INSTRUCTIONS FOR THE TASK ▸ What follows is a listing to be transcribed exactly.

SOURCE MATERIAL ▸
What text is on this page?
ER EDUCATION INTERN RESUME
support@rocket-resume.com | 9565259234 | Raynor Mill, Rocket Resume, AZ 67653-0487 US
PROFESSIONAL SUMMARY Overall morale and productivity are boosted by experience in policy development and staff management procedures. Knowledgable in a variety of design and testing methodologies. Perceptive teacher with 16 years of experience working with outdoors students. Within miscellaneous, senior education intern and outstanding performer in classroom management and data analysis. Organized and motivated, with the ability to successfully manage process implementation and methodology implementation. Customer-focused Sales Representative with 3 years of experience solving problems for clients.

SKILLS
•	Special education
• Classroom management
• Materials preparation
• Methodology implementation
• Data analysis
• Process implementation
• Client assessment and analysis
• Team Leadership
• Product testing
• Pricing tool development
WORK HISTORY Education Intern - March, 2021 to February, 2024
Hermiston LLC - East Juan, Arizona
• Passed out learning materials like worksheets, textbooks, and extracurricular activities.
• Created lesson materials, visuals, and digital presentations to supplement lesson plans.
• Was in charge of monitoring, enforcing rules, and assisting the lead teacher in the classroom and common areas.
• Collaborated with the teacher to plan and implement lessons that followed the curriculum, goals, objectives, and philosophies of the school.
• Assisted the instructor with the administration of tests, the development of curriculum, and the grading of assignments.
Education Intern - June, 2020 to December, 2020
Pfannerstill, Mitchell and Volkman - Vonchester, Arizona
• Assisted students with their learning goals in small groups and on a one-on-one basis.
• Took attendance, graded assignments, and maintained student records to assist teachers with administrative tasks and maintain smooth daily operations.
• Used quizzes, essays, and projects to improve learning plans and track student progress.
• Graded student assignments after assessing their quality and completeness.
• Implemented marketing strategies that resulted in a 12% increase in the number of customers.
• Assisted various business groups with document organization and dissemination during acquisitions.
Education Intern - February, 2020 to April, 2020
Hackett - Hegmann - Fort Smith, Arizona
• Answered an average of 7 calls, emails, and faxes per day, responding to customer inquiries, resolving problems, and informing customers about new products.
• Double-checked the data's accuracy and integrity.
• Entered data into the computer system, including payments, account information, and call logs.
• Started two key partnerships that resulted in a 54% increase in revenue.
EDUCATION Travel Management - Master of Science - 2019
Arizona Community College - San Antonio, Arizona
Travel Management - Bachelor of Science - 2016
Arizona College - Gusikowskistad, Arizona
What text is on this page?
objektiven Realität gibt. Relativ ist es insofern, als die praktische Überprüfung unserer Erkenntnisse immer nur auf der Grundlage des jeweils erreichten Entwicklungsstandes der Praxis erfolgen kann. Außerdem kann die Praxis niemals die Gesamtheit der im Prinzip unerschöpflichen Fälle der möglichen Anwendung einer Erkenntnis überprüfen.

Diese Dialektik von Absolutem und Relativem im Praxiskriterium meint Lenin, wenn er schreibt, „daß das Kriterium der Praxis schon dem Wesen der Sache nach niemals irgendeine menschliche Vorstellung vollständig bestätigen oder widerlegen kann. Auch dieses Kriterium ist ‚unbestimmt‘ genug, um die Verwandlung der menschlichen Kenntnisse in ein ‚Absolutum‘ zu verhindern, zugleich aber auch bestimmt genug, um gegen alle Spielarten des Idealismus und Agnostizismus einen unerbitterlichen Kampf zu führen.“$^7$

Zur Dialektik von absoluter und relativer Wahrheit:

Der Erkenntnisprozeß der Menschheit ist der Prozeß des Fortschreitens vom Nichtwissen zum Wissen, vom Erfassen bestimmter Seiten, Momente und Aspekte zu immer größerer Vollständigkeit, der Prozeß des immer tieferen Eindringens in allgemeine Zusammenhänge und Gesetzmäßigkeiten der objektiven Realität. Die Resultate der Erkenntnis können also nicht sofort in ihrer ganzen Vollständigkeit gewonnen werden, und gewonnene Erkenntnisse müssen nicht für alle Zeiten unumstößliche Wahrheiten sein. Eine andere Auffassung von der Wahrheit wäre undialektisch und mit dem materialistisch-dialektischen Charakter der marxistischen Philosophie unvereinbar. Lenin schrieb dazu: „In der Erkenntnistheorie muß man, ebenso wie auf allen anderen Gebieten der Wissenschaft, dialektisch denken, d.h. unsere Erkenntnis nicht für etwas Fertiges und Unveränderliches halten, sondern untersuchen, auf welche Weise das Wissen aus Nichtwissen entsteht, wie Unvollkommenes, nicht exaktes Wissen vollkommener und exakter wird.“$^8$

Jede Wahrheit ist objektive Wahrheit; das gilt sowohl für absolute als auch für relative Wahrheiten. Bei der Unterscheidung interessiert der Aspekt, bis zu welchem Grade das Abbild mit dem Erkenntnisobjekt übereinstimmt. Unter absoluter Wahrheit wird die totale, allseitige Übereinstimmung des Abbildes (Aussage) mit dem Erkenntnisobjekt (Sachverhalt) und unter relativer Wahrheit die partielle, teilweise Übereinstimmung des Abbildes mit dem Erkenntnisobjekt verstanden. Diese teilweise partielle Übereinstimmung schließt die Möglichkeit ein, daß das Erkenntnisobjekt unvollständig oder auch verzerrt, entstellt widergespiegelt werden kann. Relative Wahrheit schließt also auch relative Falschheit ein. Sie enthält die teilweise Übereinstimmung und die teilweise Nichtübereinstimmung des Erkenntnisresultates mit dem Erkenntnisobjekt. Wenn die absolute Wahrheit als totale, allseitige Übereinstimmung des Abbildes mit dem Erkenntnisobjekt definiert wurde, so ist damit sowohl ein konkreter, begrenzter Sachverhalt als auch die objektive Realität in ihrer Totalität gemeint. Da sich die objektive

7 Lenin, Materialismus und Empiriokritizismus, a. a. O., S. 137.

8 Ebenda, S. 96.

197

OUTPUT BELOW ▸
What text is on this page?
ER EDUCATION INTERN RESUME
support@rocket-resume.com | 9565259234 | Raynor Mill, Rocket Resume, AZ 67653-0487 US
PROFESSIONAL SUMMARY Overall morale and productivity are boosted by experience in policy development and staff management procedures. Knowledgable in a variety of design and testing methodologies. Perceptive teacher with 16 years of experience working with outdoors students. Within miscellaneous, senior education intern and outstanding performer in classroom management and data analysis. Organized and motivated, with the ability to successfully manage process implementation and methodology implementation. Customer-focused Sales Representative with 3 years of experience solving problems for clients.

SKILLS
•	Special education
• Classroom management
• Materials preparation
• Methodology implementation
• Data analysis
• Process implementation
• Client assessment and analysis
• Team Leadership
• Product testing
• Pricing tool development
WORK HISTORY Education Intern - March, 2021 to February, 2024
Hermiston LLC - East Juan, Arizona
• Passed out learning materials like worksheets, textbooks, and extracurricular activities.
• Created lesson materials, visuals, and digital presentations to supplement lesson plans.
• Was in charge of monitoring, enforcing rules, and assisting the lead teacher in the classroom and common areas.
• Collaborated with the teacher to plan and implement lessons that followed the curriculum, goals, objectives, and philosophies of the school.
• Assisted the instructor with the administration of tests, the development of curriculum, and the grading of assignments.
Education Intern - June, 2020 to December, 2020
Pfannerstill, Mitchell and Volkman - Vonchester, Arizona
• Assisted students with their learning goals in small groups and on a one-on-one basis.
• Took attendance, graded assignments, and maintained student records to assist teachers with administrative tasks and maintain smooth daily operations.
• Used quizzes, essays, and projects to improve learning plans and track student progress.
• Graded student assignments after assessing their quality and completeness.
• Implemented marketing strategies that resulted in a 12% increase in the number of customers.
• Assisted various business groups with document organization and dissemination during acquisitions.
Education Intern - February, 2020 to April, 2020
Hackett - Hegmann - Fort Smith, Arizona
• Answered an average of 7 calls, emails, and faxes per day, responding to customer inquiries, resolving problems, and informing customers about new products.
• Double-checked the data's accuracy and integrity.
• Entered data into the computer system, including payments, account information, and call logs.
• Started two key partnerships that resulted in a 54% increase in revenue.
EDUCATION Travel Management - Master of Science - 2019
Arizona Community College - San Antonio, Arizona
Travel Management - Bachelor of Science - 2016
Arizona College - Gusikowskistad, Arizona
What text is on this page?
objektiven Realität gibt. Relativ ist es insofern, als die praktische Überprüfung unserer Erkenntnisse immer nur auf der Grundlage des jeweils erreichten Entwicklungsstandes der Praxis erfolgen kann. Außerdem kann die Praxis niemals die Gesamtheit der im Prinzip unerschöpflichen Fälle der möglichen Anwendung einer Erkenntnis überprüfen.

Diese Dialektik von Absolutem und Relativem im Praxiskriterium meint Lenin, wenn er schreibt, „daß das Kriterium der Praxis schon dem Wesen der Sache nach niemals irgendeine menschliche Vorstellung vollständig bestätigen oder widerlegen kann. Auch dieses Kriterium ist ‚unbestimmt‘ genug, um die Verwandlung der menschlichen Kenntnisse in ein ‚Absolutum‘ zu verhindern, zugleich aber auch bestimmt genug, um gegen alle Spielarten des Idealismus und Agnostizismus einen unerbitterlichen Kampf zu führen.“$^7$

Zur Dialektik von absoluter und relativer Wahrheit:

Der Erkenntnisprozeß der Menschheit ist der Prozeß des Fortschreitens vom Nichtwissen zum Wissen, vom Erfassen bestimmter Seiten, Momente und Aspekte zu immer größerer Vollständigkeit, der Prozeß des immer tieferen Eindringens in allgemeine Zusammenhänge und Gesetzmäßigkeiten der objektiven Realität. Die Resultate der Erkenntnis können also nicht sofort in ihrer ganzen Vollständigkeit gewonnen werden, und gewonnene Erkenntnisse müssen nicht für alle Zeiten unumstößliche Wahrheiten sein. Eine andere Auffassung von der Wahrheit wäre undialektisch und mit dem materialistisch-dialektischen Charakter der marxistischen Philosophie unvereinbar. Lenin schrieb dazu: „In der Erkenntnistheorie muß man, ebenso wie auf allen anderen Gebieten der Wissenschaft, dialektisch denken, d.h. unsere Erkenntnis nicht für etwas Fertiges und Unveränderliches halten, sondern untersuchen, auf welche Weise das Wissen aus Nichtwissen entsteht, wie Unvollkommenes, nicht exaktes Wissen vollkommener und exakter wird.“$^8$

Jede Wahrheit ist objektive Wahrheit; das gilt sowohl für absolute als auch für relative Wahrheiten. Bei der Unterscheidung interessiert der Aspekt, bis zu welchem Grade das Abbild mit dem Erkenntnisobjekt übereinstimmt. Unter absoluter Wahrheit wird die totale, allseitige Übereinstimmung des Abbildes (Aussage) mit dem Erkenntnisobjekt (Sachverhalt) und unter relativer Wahrheit die partielle, teilweise Übereinstimmung des Abbildes mit dem Erkenntnisobjekt verstanden. Diese teilweise partielle Übereinstimmung schließt die Möglichkeit ein, daß das Erkenntnisobjekt unvollständig oder auch verzerrt, entstellt widergespiegelt werden kann. Relative Wahrheit schließt also auch relative Falschheit ein. Sie enthält die teilweise Übereinstimmung und die teilweise Nichtübereinstimmung des Erkenntnisresultates mit dem Erkenntnisobjekt. Wenn die absolute Wahrheit als totale, allseitige Übereinstimmung des Abbildes mit dem Erkenntnisobjekt definiert wurde, so ist damit sowohl ein konkreter, begrenzter Sachverhalt als auch die objektive Realität in ihrer Totalität gemeint. Da sich die objektive

7 Lenin, Materialismus und Empiriokritizismus, a. a. O., S. 137.

8 Ebenda, S. 96.

197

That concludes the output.